* [Aim of the task]
Transcribe each line of the records below exactly, excluding any embedded images.

* [Records to use]
_____

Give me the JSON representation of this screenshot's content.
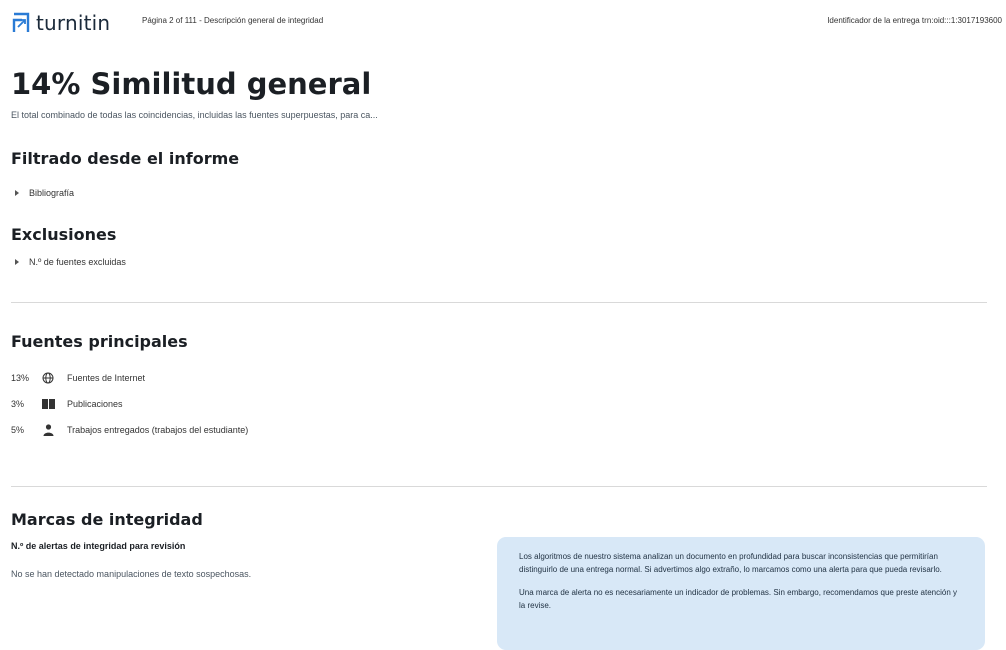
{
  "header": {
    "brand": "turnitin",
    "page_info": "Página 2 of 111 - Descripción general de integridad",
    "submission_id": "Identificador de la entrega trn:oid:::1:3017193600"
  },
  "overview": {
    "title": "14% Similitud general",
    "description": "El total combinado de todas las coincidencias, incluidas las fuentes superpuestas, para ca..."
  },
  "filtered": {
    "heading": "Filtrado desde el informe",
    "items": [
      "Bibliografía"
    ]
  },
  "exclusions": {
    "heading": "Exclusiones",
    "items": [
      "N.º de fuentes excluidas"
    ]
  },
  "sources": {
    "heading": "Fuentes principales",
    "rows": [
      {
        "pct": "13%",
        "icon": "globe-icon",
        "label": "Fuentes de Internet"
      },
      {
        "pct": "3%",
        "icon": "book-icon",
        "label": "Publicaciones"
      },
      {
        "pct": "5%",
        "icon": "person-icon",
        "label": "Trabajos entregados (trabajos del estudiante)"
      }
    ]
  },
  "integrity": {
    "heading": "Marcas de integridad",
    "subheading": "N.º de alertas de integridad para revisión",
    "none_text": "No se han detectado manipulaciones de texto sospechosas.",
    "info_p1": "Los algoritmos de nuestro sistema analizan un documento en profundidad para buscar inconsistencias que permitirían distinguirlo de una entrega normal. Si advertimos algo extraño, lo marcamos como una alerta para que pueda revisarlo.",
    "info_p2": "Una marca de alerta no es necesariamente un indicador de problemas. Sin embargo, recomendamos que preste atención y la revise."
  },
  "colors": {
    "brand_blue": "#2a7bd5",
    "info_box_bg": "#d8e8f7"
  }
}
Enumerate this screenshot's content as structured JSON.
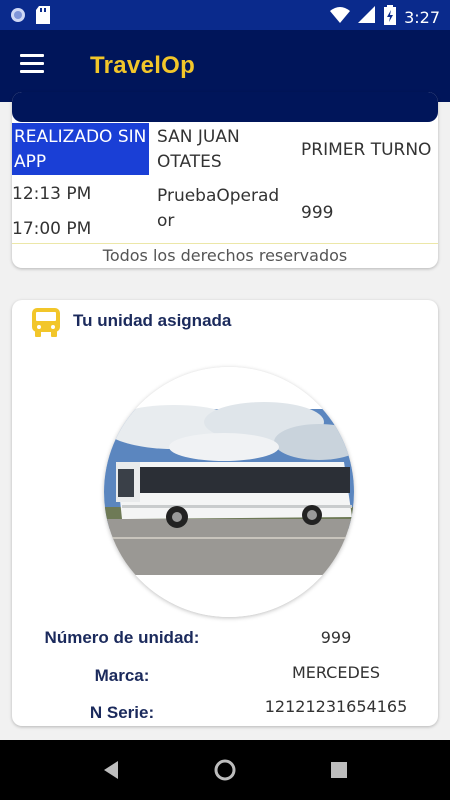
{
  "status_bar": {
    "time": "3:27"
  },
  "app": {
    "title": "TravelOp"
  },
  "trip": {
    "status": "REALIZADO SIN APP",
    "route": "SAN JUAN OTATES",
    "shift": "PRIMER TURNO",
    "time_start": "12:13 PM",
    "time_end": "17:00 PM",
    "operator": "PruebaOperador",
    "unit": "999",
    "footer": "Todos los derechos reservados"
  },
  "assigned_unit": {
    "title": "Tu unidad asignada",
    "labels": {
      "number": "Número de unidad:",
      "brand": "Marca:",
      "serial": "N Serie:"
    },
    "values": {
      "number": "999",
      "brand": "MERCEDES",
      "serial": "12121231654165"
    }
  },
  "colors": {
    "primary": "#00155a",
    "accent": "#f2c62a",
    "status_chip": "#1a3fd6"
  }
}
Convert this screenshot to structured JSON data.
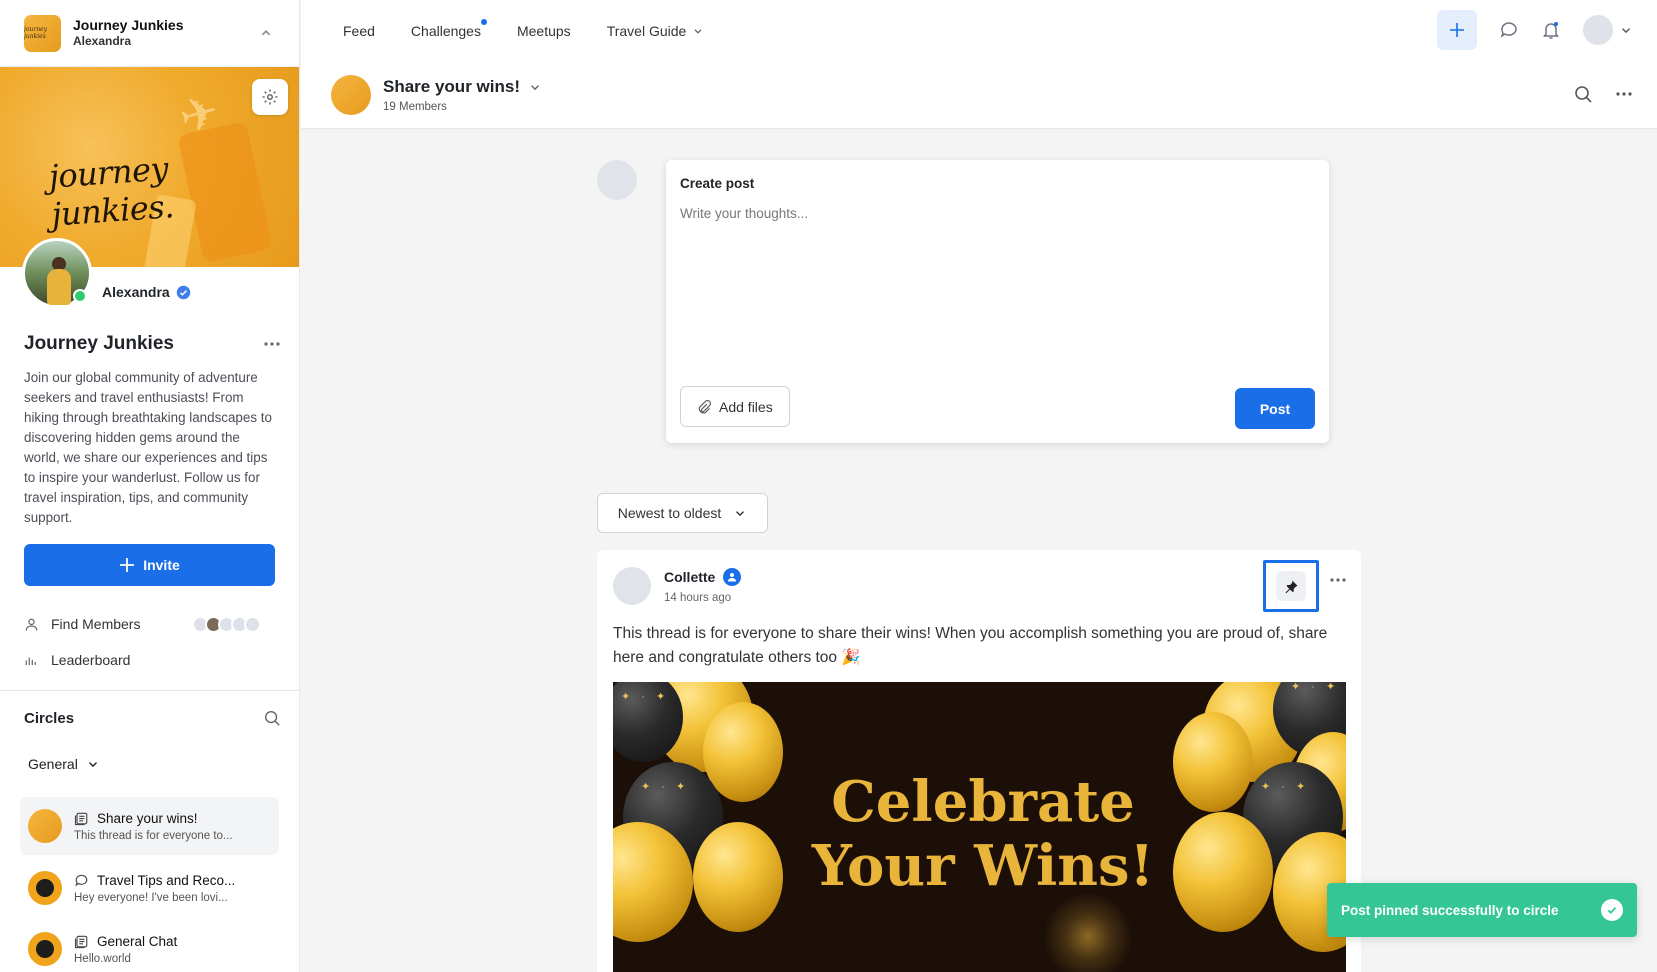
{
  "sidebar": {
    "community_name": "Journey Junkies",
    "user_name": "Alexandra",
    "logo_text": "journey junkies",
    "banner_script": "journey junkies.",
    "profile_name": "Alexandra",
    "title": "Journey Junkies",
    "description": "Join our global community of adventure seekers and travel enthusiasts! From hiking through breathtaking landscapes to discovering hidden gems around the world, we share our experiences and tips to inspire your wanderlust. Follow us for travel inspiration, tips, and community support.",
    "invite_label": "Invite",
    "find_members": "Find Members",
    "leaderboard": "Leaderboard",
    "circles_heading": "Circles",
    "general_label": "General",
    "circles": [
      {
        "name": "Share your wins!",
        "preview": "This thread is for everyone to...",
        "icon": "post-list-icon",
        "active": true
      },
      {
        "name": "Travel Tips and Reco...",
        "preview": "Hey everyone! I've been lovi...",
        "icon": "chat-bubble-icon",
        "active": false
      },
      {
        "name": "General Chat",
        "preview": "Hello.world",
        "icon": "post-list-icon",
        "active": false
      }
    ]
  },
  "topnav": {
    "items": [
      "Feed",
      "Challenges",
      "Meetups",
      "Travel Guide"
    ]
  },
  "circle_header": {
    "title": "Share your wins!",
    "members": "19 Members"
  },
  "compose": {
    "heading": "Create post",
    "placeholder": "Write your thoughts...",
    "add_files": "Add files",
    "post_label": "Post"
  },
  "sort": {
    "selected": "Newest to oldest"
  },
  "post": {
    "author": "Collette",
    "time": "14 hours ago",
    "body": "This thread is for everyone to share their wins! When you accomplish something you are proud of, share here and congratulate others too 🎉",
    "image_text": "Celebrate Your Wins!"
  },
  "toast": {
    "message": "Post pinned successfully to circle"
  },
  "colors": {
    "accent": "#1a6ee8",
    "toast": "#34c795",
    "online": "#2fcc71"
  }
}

_____

* [Exercise result]
Give me the JSON representation of this screenshot's content.
{
  "header": {
    "brand": "turnitin",
    "page_info": "Página 2 of 111 - Descripción general de integridad",
    "submission_id": "Identificador de la entrega trn:oid:::1:3017193600"
  },
  "overview": {
    "title": "14% Similitud general",
    "description": "El total combinado de todas las coincidencias, incluidas las fuentes superpuestas, para ca..."
  },
  "filtered": {
    "heading": "Filtrado desde el informe",
    "items": [
      "Bibliografía"
    ]
  },
  "exclusions": {
    "heading": "Exclusiones",
    "items": [
      "N.º de fuentes excluidas"
    ]
  },
  "sources": {
    "heading": "Fuentes principales",
    "rows": [
      {
        "pct": "13%",
        "icon": "globe-icon",
        "label": "Fuentes de Internet"
      },
      {
        "pct": "3%",
        "icon": "book-icon",
        "label": "Publicaciones"
      },
      {
        "pct": "5%",
        "icon": "person-icon",
        "label": "Trabajos entregados (trabajos del estudiante)"
      }
    ]
  },
  "integrity": {
    "heading": "Marcas de integridad",
    "subheading": "N.º de alertas de integridad para revisión",
    "none_text": "No se han detectado manipulaciones de texto sospechosas.",
    "info_p1": "Los algoritmos de nuestro sistema analizan un documento en profundidad para buscar inconsistencias que permitirían distinguirlo de una entrega normal. Si advertimos algo extraño, lo marcamos como una alerta para que pueda revisarlo.",
    "info_p2": "Una marca de alerta no es necesariamente un indicador de problemas. Sin embargo, recomendamos que preste atención y la revise."
  },
  "colors": {
    "brand_blue": "#2a7bd5",
    "info_box_bg": "#d8e8f7"
  }
}
Enumerate this screenshot's content as structured JSON.
{
  "status_bar": {
    "time": "3:27"
  },
  "app": {
    "title": "TravelOp"
  },
  "trip": {
    "status": "REALIZADO SIN APP",
    "route": "SAN JUAN OTATES",
    "shift": "PRIMER TURNO",
    "time_start": "12:13 PM",
    "time_end": "17:00 PM",
    "operator": "PruebaOperador",
    "unit": "999",
    "footer": "Todos los derechos reservados"
  },
  "assigned_unit": {
    "title": "Tu unidad asignada",
    "labels": {
      "number": "Número de unidad:",
      "brand": "Marca:",
      "serial": "N Serie:"
    },
    "values": {
      "number": "999",
      "brand": "MERCEDES",
      "serial": "12121231654165"
    }
  },
  "colors": {
    "primary": "#00155a",
    "accent": "#f2c62a",
    "status_chip": "#1a3fd6"
  }
}
Convert this screenshot to structured JSON data.
{
  "sidebar": {
    "community_name": "Journey Junkies",
    "user_name": "Alexandra",
    "logo_text": "journey junkies",
    "banner_script": "journey junkies.",
    "profile_name": "Alexandra",
    "title": "Journey Junkies",
    "description": "Join our global community of adventure seekers and travel enthusiasts! From hiking through breathtaking landscapes to discovering hidden gems around the world, we share our experiences and tips to inspire your wanderlust. Follow us for travel inspiration, tips, and community support.",
    "invite_label": "Invite",
    "find_members": "Find Members",
    "leaderboard": "Leaderboard",
    "circles_heading": "Circles",
    "general_label": "General",
    "circles": [
      {
        "name": "Share your wins!",
        "preview": "This thread is for everyone to...",
        "icon": "post-list-icon",
        "active": true
      },
      {
        "name": "Travel Tips and Reco...",
        "preview": "Hey everyone! I've been lovi...",
        "icon": "chat-bubble-icon",
        "active": false
      },
      {
        "name": "General Chat",
        "preview": "Hello.world",
        "icon": "post-list-icon",
        "active": false
      }
    ]
  },
  "topnav": {
    "items": [
      "Feed",
      "Challenges",
      "Meetups",
      "Travel Guide"
    ]
  },
  "circle_header": {
    "title": "Share your wins!",
    "members": "19 Members"
  },
  "compose": {
    "heading": "Create post",
    "placeholder": "Write your thoughts...",
    "add_files": "Add files",
    "post_label": "Post"
  },
  "sort": {
    "selected": "Newest to oldest"
  },
  "post": {
    "author": "Collette",
    "time": "14 hours ago",
    "body": "This thread is for everyone to share their wins! When you accomplish something you are proud of, share here and congratulate others too 🎉",
    "image_text": "Celebrate Your Wins!"
  },
  "toast": {
    "message": "Post pinned successfully to circle"
  },
  "colors": {
    "accent": "#1a6ee8",
    "toast": "#34c795",
    "online": "#2fcc71"
  }
}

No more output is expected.